(Stored data)
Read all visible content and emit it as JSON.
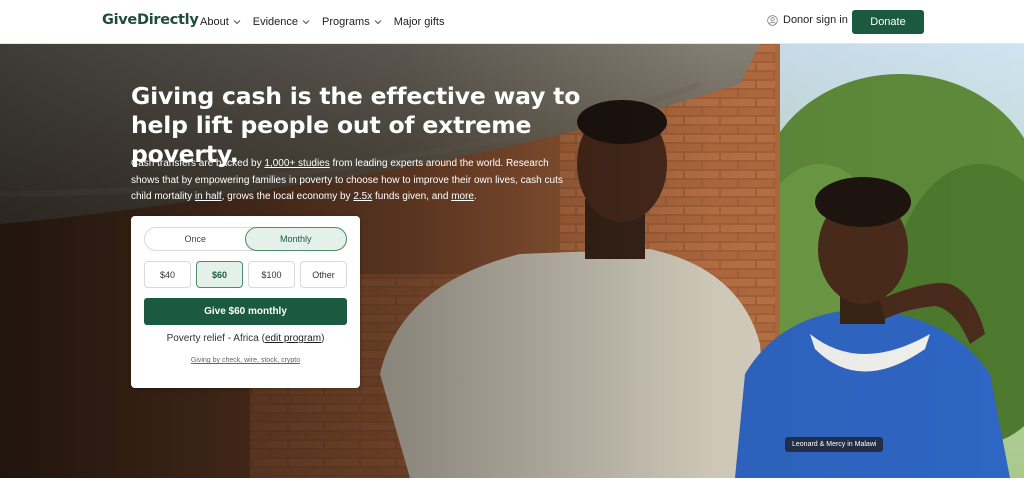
{
  "header": {
    "logo": "GiveDirectly",
    "nav": [
      {
        "label": "About",
        "has_menu": true
      },
      {
        "label": "Evidence",
        "has_menu": true
      },
      {
        "label": "Programs",
        "has_menu": true
      },
      {
        "label": "Major gifts",
        "has_menu": false
      }
    ],
    "signin_label": "Donor sign in",
    "donate_label": "Donate"
  },
  "hero": {
    "headline": "Giving cash is the effective way to help lift people out of extreme poverty.",
    "sub": {
      "p1": "Cash transfers are backed by ",
      "link1": "1,000+ studies",
      "p2": " from leading experts around the world. Research shows that by empowering families in poverty to choose how to improve their own lives, cash cuts child mortality ",
      "link2": "in half",
      "p3": ", grows the local economy by ",
      "link3": "2.5x",
      "p4": " funds given, and ",
      "link4": "more",
      "p5": "."
    },
    "caption": "Leonard & Mercy in Malawi"
  },
  "donate_card": {
    "frequency": [
      {
        "label": "Once",
        "selected": false
      },
      {
        "label": "Monthly",
        "selected": true
      }
    ],
    "amounts": [
      {
        "label": "$40",
        "selected": false
      },
      {
        "label": "$60",
        "selected": true
      },
      {
        "label": "$100",
        "selected": false
      },
      {
        "label": "Other",
        "selected": false
      }
    ],
    "give_button": "Give $60 monthly",
    "program_prefix": "Poverty relief - Africa (",
    "program_link": "edit program",
    "program_suffix": ")",
    "other_ways": "Giving by check, wire, stock, crypto"
  },
  "colors": {
    "brand_green": "#1b5a41",
    "selected_fill": "#e4f1ea",
    "selected_border": "#4b8d6d"
  }
}
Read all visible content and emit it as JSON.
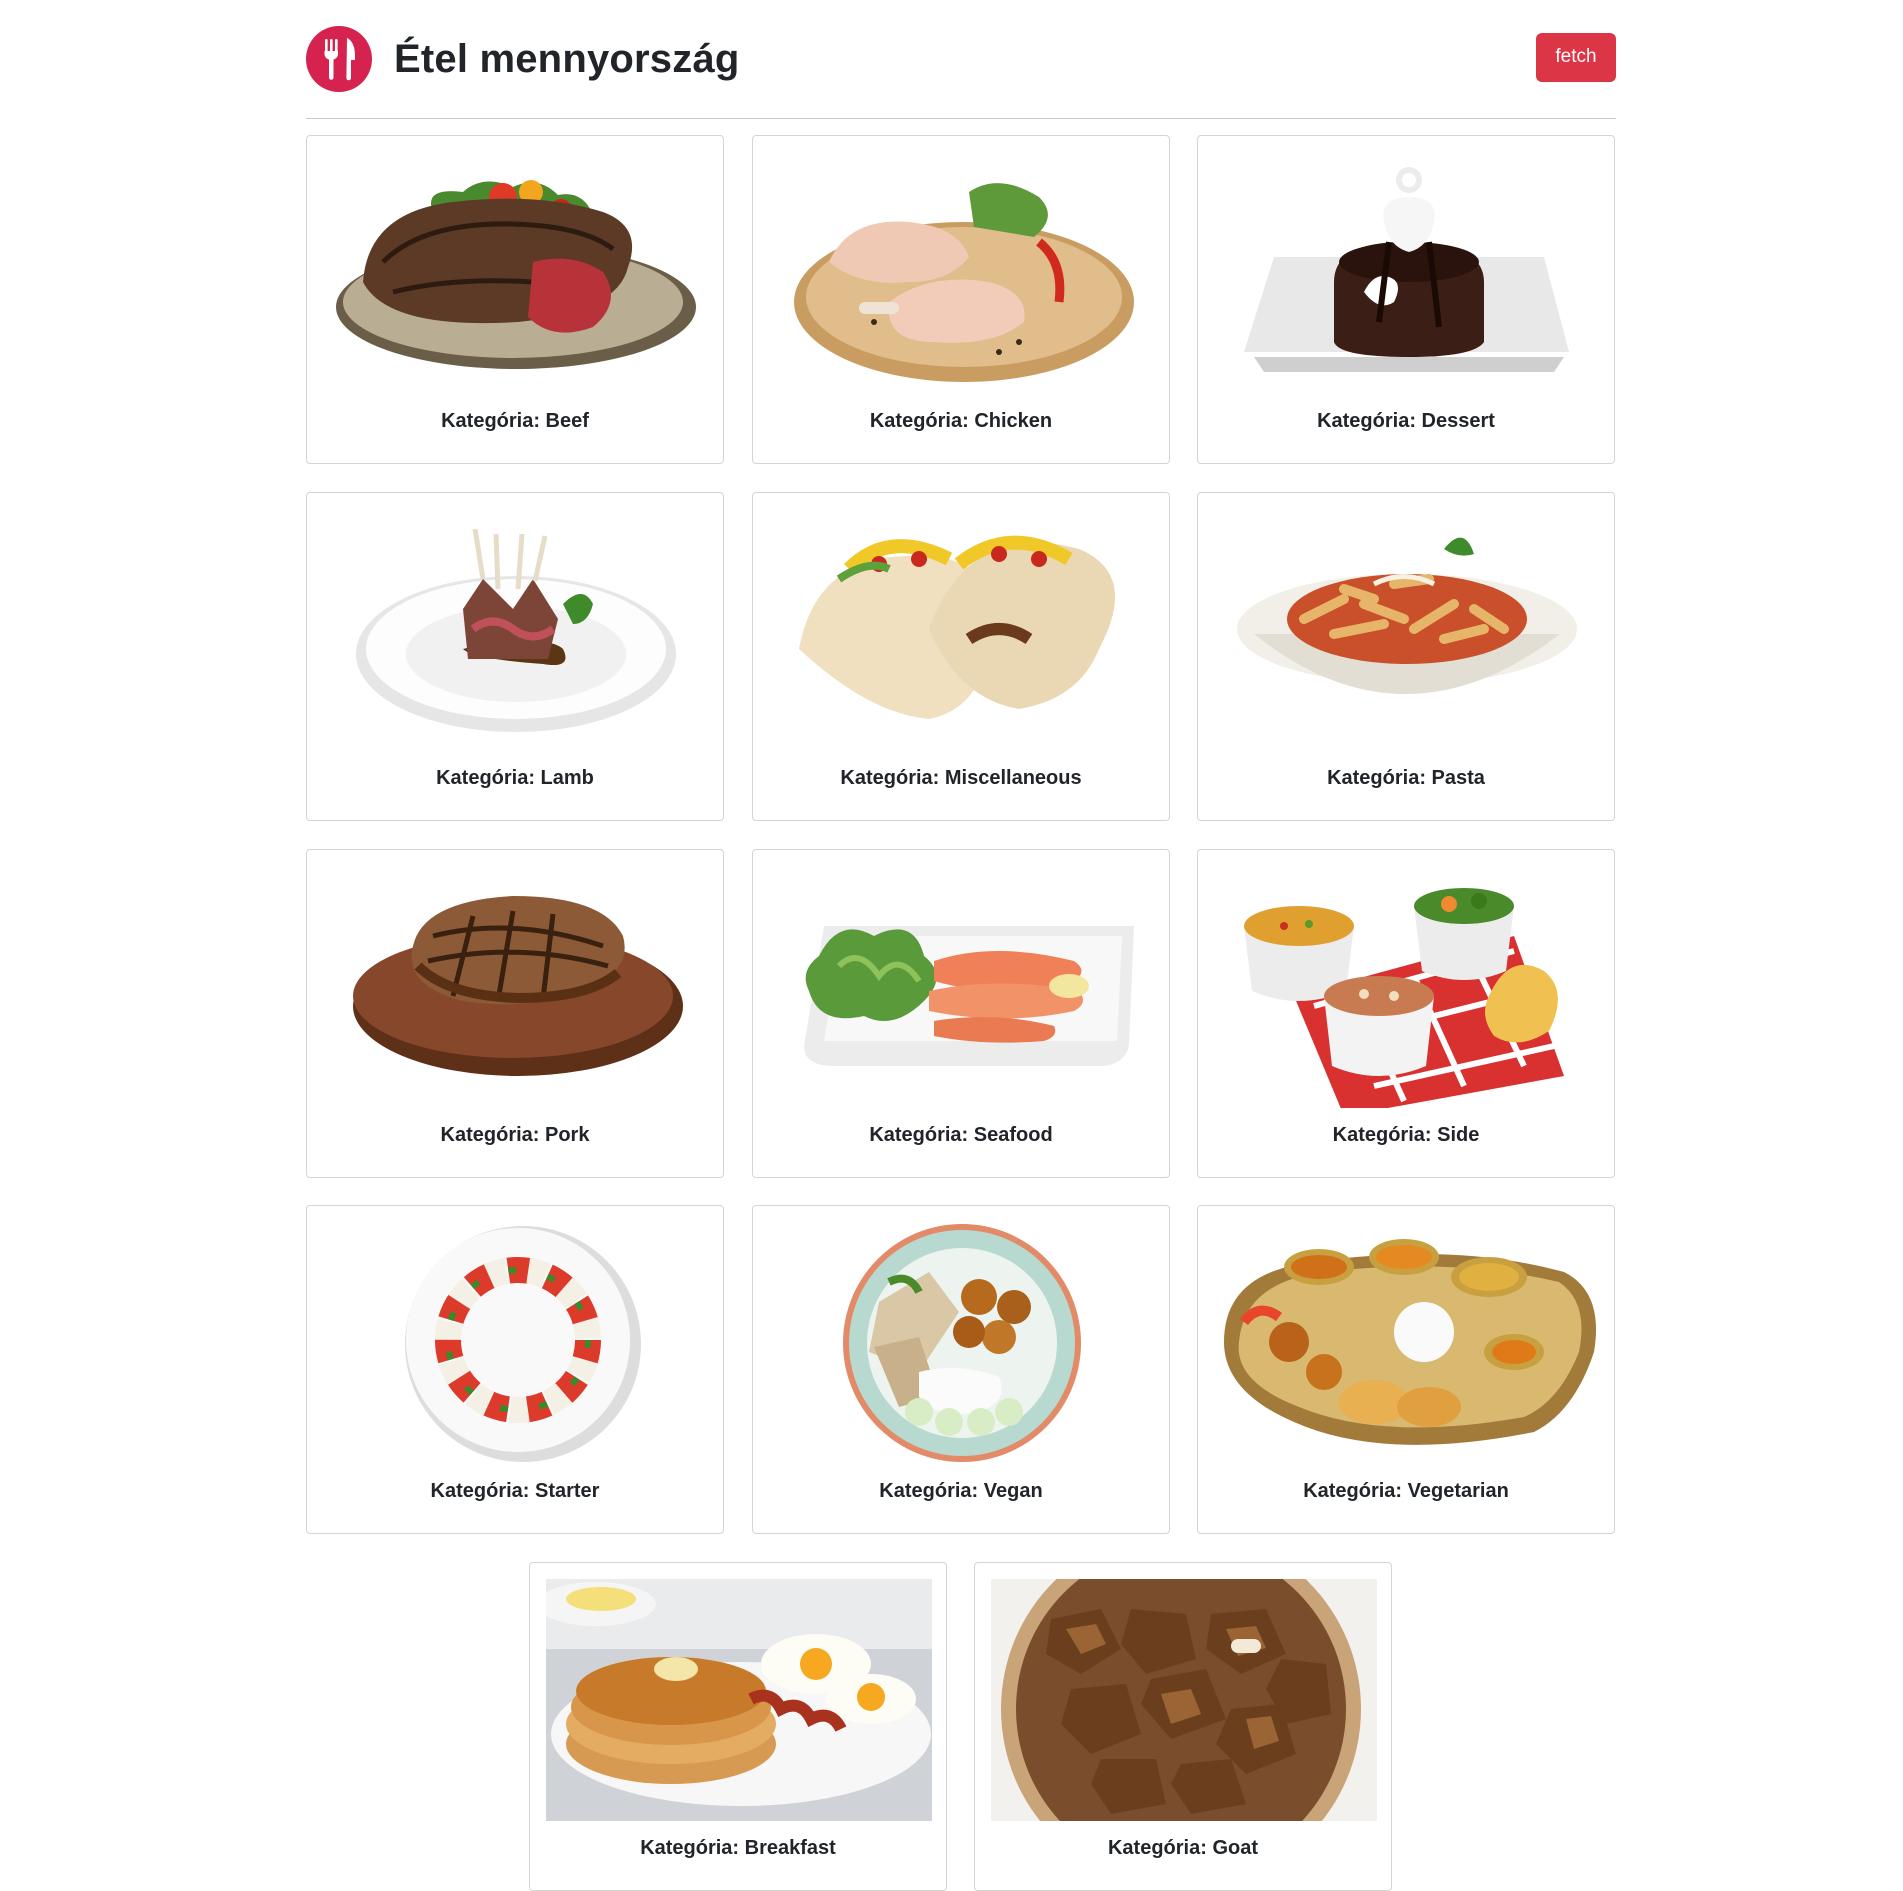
{
  "app": {
    "title": "Étel mennyország",
    "logo_icon": "fork-knife-icon",
    "brand_color": "#d6224f"
  },
  "header": {
    "fetch_label": "fetch",
    "fetch_color": "#dc3545"
  },
  "cards": [
    {
      "caption": "Kategória: Beef",
      "image": "beef-steak-plate-image"
    },
    {
      "caption": "Kategória: Chicken",
      "image": "raw-chicken-legs-image"
    },
    {
      "caption": "Kategória: Dessert",
      "image": "chocolate-cake-dessert-image"
    },
    {
      "caption": "Kategória: Lamb",
      "image": "lamb-rack-plate-image"
    },
    {
      "caption": "Kategória: Miscellaneous",
      "image": "tacos-image"
    },
    {
      "caption": "Kategória: Pasta",
      "image": "penne-pasta-bowl-image"
    },
    {
      "caption": "Kategória: Pork",
      "image": "pork-chop-board-image"
    },
    {
      "caption": "Kategória: Seafood",
      "image": "salmon-salad-plate-image"
    },
    {
      "caption": "Kategória: Side",
      "image": "side-dishes-bowls-image"
    },
    {
      "caption": "Kategória: Starter",
      "image": "caprese-salad-plate-image"
    },
    {
      "caption": "Kategória: Vegan",
      "image": "vegan-bowl-image"
    },
    {
      "caption": "Kategória: Vegetarian",
      "image": "vegetarian-thali-image"
    },
    {
      "caption": "Kategória: Breakfast",
      "image": "pancakes-eggs-bacon-image"
    },
    {
      "caption": "Kategória: Goat",
      "image": "goat-meat-bowl-image"
    }
  ]
}
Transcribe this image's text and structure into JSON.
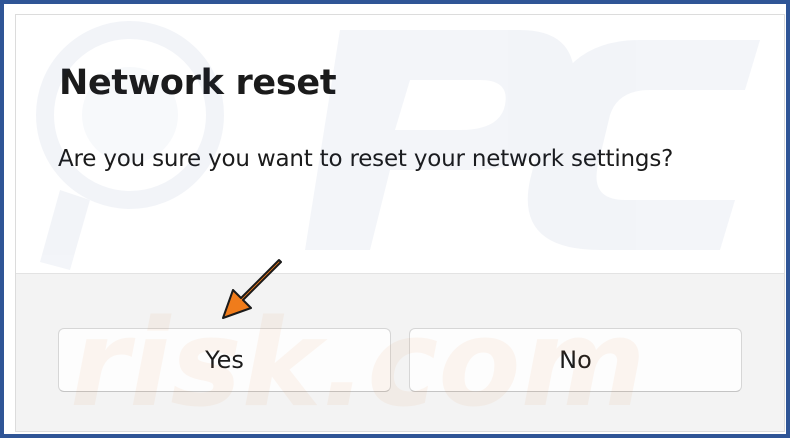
{
  "dialog": {
    "title": "Network reset",
    "message": "Are you sure you want to reset your network settings?",
    "buttons": {
      "yes_label": "Yes",
      "no_label": "No"
    }
  },
  "annotation": {
    "arrow_color": "#f07c1b",
    "frame_color": "#2f5596"
  },
  "watermark": {
    "brand_text": "PC",
    "brand_suffix": "risk.com"
  }
}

_DIRECTIONS FOR THIS TASK_: Without the pictures, restate all the entries above exactly.

_WRITTEN REPLY_:
Read all visible content and emit it as JSON.
{
  "header": {
    "logo": "GiveDirectly",
    "nav": [
      {
        "label": "About",
        "has_menu": true
      },
      {
        "label": "Evidence",
        "has_menu": true
      },
      {
        "label": "Programs",
        "has_menu": true
      },
      {
        "label": "Major gifts",
        "has_menu": false
      }
    ],
    "signin_label": "Donor sign in",
    "donate_label": "Donate"
  },
  "hero": {
    "headline": "Giving cash is the effective way to help lift people out of extreme poverty.",
    "sub": {
      "p1": "Cash transfers are backed by ",
      "link1": "1,000+ studies",
      "p2": " from leading experts around the world. Research shows that by empowering families in poverty to choose how to improve their own lives, cash cuts child mortality ",
      "link2": "in half",
      "p3": ", grows the local economy by ",
      "link3": "2.5x",
      "p4": " funds given, and ",
      "link4": "more",
      "p5": "."
    },
    "caption": "Leonard & Mercy in Malawi"
  },
  "donate_card": {
    "frequency": [
      {
        "label": "Once",
        "selected": false
      },
      {
        "label": "Monthly",
        "selected": true
      }
    ],
    "amounts": [
      {
        "label": "$40",
        "selected": false
      },
      {
        "label": "$60",
        "selected": true
      },
      {
        "label": "$100",
        "selected": false
      },
      {
        "label": "Other",
        "selected": false
      }
    ],
    "give_button": "Give $60 monthly",
    "program_prefix": "Poverty relief - Africa (",
    "program_link": "edit program",
    "program_suffix": ")",
    "other_ways": "Giving by check, wire, stock, crypto"
  },
  "colors": {
    "brand_green": "#1b5a41",
    "selected_fill": "#e4f1ea",
    "selected_border": "#4b8d6d"
  }
}
Read all visible content and emit it as JSON.
{
  "app": {
    "title": "Étel mennyország",
    "logo_icon": "fork-knife-icon",
    "brand_color": "#d6224f"
  },
  "header": {
    "fetch_label": "fetch",
    "fetch_color": "#dc3545"
  },
  "cards": [
    {
      "caption": "Kategória: Beef",
      "image": "beef-steak-plate-image"
    },
    {
      "caption": "Kategória: Chicken",
      "image": "raw-chicken-legs-image"
    },
    {
      "caption": "Kategória: Dessert",
      "image": "chocolate-cake-dessert-image"
    },
    {
      "caption": "Kategória: Lamb",
      "image": "lamb-rack-plate-image"
    },
    {
      "caption": "Kategória: Miscellaneous",
      "image": "tacos-image"
    },
    {
      "caption": "Kategória: Pasta",
      "image": "penne-pasta-bowl-image"
    },
    {
      "caption": "Kategória: Pork",
      "image": "pork-chop-board-image"
    },
    {
      "caption": "Kategória: Seafood",
      "image": "salmon-salad-plate-image"
    },
    {
      "caption": "Kategória: Side",
      "image": "side-dishes-bowls-image"
    },
    {
      "caption": "Kategória: Starter",
      "image": "caprese-salad-plate-image"
    },
    {
      "caption": "Kategória: Vegan",
      "image": "vegan-bowl-image"
    },
    {
      "caption": "Kategória: Vegetarian",
      "image": "vegetarian-thali-image"
    },
    {
      "caption": "Kategória: Breakfast",
      "image": "pancakes-eggs-bacon-image"
    },
    {
      "caption": "Kategória: Goat",
      "image": "goat-meat-bowl-image"
    }
  ]
}
Transcribe this image's text and structure into JSON.
{
  "dialog": {
    "title": "Network reset",
    "message": "Are you sure you want to reset your network settings?",
    "buttons": {
      "yes_label": "Yes",
      "no_label": "No"
    }
  },
  "annotation": {
    "arrow_color": "#f07c1b",
    "frame_color": "#2f5596"
  },
  "watermark": {
    "brand_text": "PC",
    "brand_suffix": "risk.com"
  }
}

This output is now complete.